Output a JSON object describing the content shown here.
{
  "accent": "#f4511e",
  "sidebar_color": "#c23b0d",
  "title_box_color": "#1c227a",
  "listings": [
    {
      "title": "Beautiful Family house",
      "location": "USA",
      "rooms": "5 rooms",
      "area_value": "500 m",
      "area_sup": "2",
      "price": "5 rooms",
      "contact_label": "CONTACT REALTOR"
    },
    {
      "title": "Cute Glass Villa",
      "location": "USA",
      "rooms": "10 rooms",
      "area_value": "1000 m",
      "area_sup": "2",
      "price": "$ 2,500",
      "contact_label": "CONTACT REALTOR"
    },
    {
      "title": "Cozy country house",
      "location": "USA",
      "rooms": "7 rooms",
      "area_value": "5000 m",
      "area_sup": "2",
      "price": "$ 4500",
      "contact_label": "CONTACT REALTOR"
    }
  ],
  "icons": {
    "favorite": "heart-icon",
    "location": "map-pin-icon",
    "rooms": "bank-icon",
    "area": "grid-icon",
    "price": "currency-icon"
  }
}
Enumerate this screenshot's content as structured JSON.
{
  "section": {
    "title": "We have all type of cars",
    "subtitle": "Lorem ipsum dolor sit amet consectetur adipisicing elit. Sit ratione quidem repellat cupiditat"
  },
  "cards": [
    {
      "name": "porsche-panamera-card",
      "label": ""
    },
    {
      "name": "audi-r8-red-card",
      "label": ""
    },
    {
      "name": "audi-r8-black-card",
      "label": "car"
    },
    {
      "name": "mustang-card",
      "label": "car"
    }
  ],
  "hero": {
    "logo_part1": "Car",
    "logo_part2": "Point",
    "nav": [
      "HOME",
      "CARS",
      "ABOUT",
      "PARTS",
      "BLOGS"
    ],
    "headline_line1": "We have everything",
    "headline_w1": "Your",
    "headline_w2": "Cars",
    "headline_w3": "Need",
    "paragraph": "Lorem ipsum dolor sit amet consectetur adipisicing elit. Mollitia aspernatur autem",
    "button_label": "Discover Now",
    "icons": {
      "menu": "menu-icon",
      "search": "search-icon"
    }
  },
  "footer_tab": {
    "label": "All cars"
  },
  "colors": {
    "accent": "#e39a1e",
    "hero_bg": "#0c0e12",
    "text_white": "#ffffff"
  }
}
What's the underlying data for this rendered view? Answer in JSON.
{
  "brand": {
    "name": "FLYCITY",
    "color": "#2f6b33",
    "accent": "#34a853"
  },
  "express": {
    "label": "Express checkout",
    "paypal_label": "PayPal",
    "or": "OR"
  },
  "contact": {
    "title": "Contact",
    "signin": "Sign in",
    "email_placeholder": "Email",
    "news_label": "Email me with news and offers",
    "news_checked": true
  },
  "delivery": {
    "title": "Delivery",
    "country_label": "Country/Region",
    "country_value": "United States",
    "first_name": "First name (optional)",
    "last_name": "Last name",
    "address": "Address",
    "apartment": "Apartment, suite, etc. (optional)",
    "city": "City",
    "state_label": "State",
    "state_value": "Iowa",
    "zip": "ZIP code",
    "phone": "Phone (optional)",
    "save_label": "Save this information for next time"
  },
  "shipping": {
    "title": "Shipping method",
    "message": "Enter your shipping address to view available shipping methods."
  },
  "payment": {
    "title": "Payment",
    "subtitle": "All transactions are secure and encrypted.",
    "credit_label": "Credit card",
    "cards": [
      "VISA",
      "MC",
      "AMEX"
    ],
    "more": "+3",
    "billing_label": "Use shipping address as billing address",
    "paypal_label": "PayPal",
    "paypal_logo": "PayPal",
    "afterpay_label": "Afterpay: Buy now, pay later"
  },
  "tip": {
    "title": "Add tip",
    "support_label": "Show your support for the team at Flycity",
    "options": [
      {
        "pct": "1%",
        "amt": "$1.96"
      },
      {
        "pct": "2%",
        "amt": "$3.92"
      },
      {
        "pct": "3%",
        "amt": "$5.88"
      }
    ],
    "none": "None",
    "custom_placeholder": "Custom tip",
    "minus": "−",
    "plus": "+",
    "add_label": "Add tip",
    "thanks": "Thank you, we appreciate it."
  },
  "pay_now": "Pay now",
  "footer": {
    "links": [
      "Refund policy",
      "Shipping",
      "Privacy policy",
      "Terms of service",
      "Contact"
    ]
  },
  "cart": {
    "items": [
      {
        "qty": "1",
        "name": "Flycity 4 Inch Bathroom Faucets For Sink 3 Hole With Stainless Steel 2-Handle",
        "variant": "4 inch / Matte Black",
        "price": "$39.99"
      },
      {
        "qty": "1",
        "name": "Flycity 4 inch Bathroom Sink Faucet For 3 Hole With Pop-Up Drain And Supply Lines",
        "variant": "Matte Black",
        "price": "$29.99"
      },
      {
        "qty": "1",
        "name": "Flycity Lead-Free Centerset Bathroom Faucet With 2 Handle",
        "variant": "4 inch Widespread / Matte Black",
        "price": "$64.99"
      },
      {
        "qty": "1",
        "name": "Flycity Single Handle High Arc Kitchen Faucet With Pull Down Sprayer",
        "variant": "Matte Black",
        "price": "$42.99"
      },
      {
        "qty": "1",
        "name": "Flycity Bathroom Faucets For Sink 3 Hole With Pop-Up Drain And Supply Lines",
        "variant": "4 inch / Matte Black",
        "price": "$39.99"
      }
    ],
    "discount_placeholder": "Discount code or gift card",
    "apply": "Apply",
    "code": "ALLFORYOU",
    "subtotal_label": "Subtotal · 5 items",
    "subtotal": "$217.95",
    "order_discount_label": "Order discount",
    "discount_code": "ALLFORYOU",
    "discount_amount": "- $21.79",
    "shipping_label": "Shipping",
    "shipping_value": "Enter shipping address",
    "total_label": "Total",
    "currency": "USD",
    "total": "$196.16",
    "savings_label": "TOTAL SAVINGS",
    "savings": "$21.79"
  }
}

::::::::

■ WRITTEN TASK
Report only how many lines in the listing contain the string "dolor".

■ OUTPUT OF THE EXERCISE
2